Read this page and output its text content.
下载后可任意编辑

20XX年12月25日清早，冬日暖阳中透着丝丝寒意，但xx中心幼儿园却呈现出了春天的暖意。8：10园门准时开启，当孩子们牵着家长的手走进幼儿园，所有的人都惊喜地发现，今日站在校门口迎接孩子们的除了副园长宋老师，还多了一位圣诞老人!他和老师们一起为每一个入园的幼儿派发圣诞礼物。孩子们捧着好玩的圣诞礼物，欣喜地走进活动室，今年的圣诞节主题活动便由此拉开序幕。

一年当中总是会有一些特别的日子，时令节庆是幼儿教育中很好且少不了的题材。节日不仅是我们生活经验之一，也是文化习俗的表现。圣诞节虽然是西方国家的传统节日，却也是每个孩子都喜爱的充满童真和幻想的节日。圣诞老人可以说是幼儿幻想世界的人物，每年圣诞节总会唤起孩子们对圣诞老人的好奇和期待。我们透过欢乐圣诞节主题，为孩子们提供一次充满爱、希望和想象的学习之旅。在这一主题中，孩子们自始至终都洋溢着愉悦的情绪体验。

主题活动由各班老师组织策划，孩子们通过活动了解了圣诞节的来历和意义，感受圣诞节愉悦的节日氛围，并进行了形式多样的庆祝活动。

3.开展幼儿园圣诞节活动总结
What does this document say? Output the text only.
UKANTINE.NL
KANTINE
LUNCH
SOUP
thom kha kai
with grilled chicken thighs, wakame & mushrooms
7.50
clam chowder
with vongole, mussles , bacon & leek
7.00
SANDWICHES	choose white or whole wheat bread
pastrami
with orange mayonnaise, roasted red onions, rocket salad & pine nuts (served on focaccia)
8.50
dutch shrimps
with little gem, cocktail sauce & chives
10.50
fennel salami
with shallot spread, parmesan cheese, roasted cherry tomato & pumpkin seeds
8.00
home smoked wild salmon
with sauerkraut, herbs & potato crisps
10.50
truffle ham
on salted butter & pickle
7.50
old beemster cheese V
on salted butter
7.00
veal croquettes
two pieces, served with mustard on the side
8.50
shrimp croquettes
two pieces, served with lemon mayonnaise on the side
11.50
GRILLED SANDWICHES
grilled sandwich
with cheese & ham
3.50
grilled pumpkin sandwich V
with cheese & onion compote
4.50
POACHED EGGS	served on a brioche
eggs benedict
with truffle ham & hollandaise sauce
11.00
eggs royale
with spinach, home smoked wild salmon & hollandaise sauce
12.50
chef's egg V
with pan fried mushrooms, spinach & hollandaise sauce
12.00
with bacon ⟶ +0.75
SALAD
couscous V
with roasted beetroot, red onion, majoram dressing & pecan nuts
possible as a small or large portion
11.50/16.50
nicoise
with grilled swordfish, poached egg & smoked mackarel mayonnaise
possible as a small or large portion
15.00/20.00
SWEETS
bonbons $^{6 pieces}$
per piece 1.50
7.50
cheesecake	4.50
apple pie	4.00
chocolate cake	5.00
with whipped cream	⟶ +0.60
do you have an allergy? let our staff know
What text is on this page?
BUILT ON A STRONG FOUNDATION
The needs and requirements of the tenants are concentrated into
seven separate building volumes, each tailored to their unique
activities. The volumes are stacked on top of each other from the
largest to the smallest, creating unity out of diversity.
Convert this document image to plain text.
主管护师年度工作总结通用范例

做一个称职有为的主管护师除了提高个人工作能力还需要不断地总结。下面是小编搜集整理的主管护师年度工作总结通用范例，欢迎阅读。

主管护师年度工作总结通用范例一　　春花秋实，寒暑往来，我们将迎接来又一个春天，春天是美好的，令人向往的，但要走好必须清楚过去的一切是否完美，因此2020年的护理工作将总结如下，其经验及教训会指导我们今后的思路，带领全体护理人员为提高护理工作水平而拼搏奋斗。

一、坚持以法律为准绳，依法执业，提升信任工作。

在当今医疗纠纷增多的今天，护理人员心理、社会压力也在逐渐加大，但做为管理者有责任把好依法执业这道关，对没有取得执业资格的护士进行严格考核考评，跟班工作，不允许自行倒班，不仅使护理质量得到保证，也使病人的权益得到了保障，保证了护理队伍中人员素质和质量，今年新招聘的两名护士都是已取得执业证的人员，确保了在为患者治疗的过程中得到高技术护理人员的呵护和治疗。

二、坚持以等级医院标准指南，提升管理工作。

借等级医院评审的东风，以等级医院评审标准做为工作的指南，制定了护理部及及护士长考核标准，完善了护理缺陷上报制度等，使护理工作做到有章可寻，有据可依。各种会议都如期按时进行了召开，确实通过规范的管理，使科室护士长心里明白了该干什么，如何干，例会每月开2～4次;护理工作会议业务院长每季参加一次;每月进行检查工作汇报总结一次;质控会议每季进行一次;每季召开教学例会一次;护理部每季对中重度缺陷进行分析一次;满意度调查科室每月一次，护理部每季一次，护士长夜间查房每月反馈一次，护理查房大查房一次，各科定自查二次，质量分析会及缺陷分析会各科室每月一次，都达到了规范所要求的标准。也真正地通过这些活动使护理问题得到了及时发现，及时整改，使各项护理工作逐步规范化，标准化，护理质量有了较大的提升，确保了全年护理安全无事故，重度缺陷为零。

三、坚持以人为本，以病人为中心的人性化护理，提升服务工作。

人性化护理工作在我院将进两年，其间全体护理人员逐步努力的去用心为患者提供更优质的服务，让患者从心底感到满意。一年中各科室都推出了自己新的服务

=== Aim ===
Reply with only the number of lines in the entries that contain the word "roasted".

=== Answer ===
3